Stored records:

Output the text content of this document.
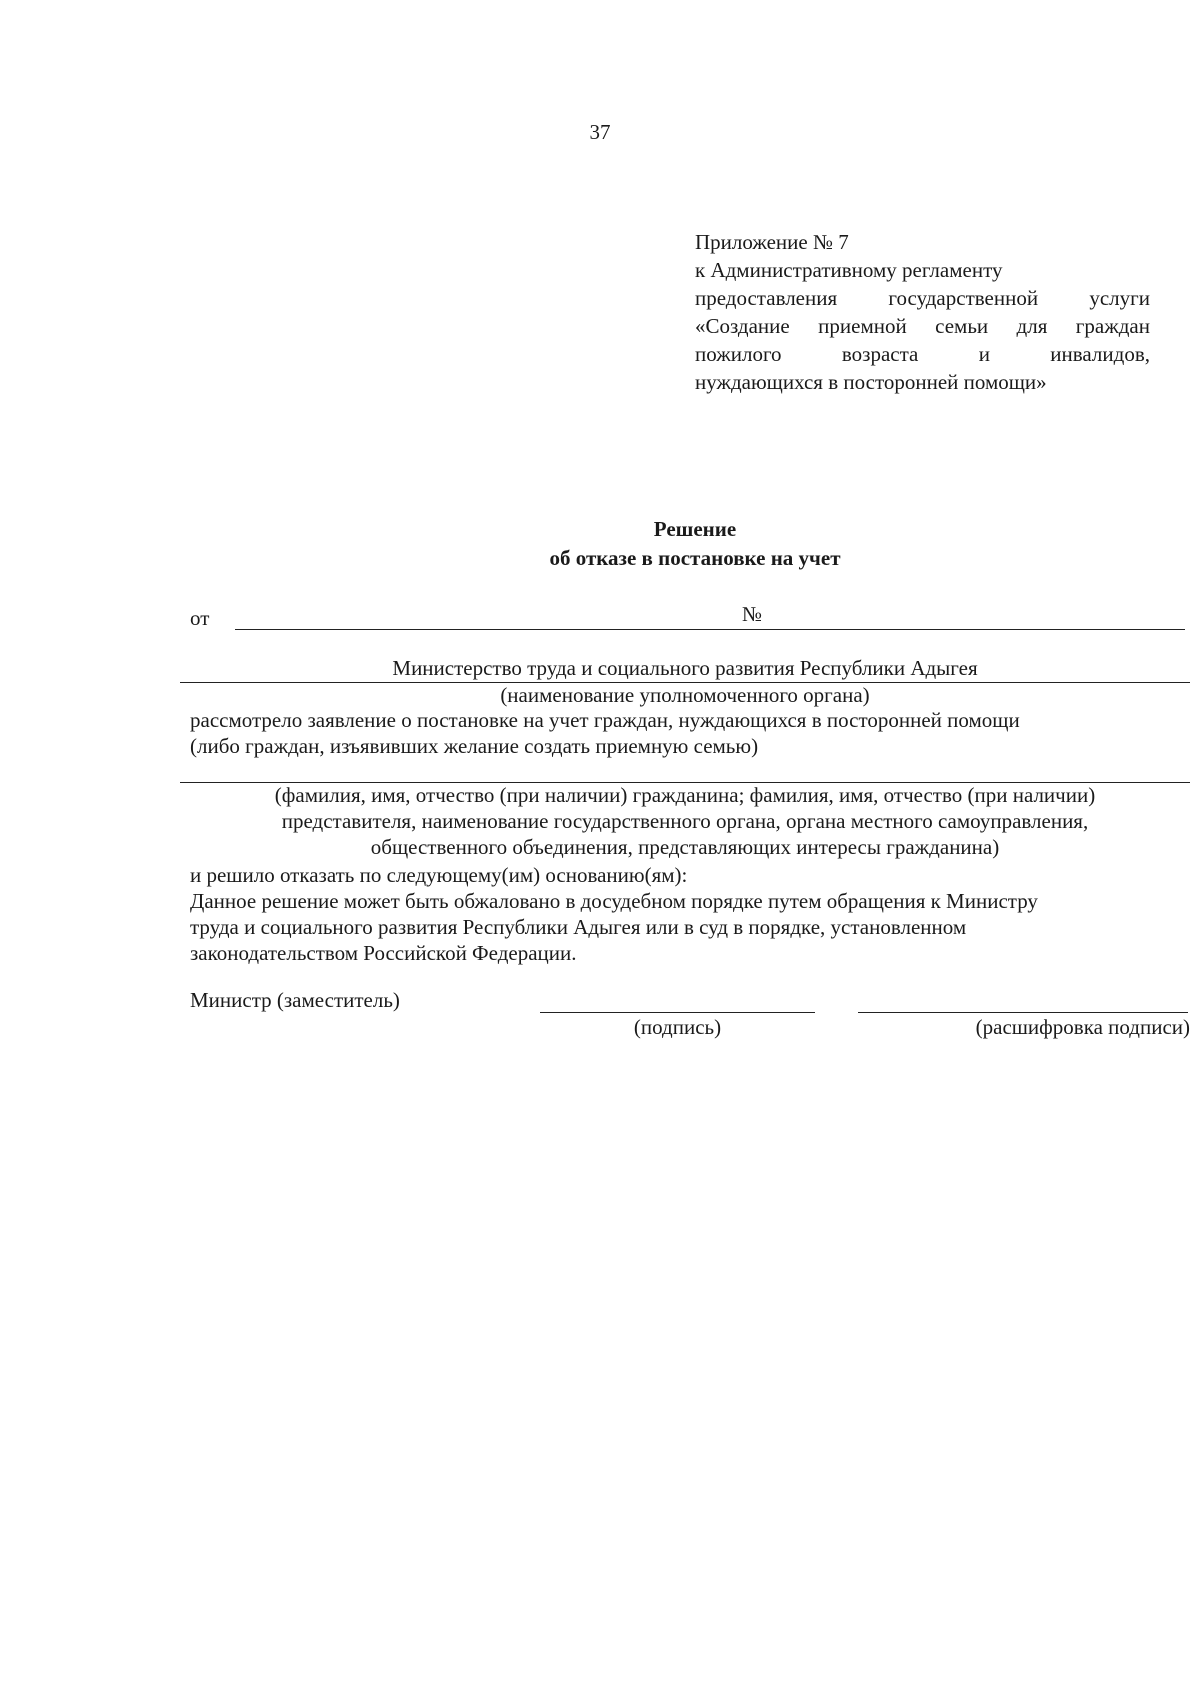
37
Приложение № 7
к Административному регламенту
предоставления государственной услуги
«Создание приемной семьи для граждан
пожилого возраста и инвалидов,
нуждающихся в посторонней помощи»
Решение
об отказе в постановке на учет
от	№
Министерство труда и социального развития Республики Адыгея
(наименование уполномоченного органа)
рассмотрело заявление о постановке на учет граждан, нуждающихся в посторонней помощи
(либо граждан, изъявивших желание создать приемную семью)
(фамилия, имя, отчество (при наличии) гражданина; фамилия, имя, отчество (при наличии)
представителя, наименование государственного органа, органа местного самоуправления,
общественного объединения, представляющих интересы гражданина)
и решило отказать по следующему(им) основанию(ям):
Данное решение может быть обжаловано в досудебном порядке путем обращения к Министру
труда и социального развития Республики Адыгея или в суд в порядке, установленном
законодательством Российской Федерации.
Министр (заместитель)
(подпись)	(расшифровка подписи)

## REQUIRED WORK
Every line of the material is to be quoted exactly, with no pictures carried over.

## COMPLETED EXERCISE
Output the text content of this document.
37
Приложение № 7
к Административному регламенту
предоставления государственной услуги
«Создание приемной семьи для граждан
пожилого возраста и инвалидов,
нуждающихся в посторонней помощи»
Решение
об отказе в постановке на учет
от	№
Министерство труда и социального развития Республики Адыгея
(наименование уполномоченного органа)
рассмотрело заявление о постановке на учет граждан, нуждающихся в посторонней помощи
(либо граждан, изъявивших желание создать приемную семью)
(фамилия, имя, отчество (при наличии) гражданина; фамилия, имя, отчество (при наличии)
представителя, наименование государственного органа, органа местного самоуправления,
общественного объединения, представляющих интересы гражданина)
и решило отказать по следующему(им) основанию(ям):
Данное решение может быть обжаловано в досудебном порядке путем обращения к Министру
труда и социального развития Республики Адыгея или в суд в порядке, установленном
законодательством Российской Федерации.
Министр (заместитель)
(подпись)	(расшифровка подписи)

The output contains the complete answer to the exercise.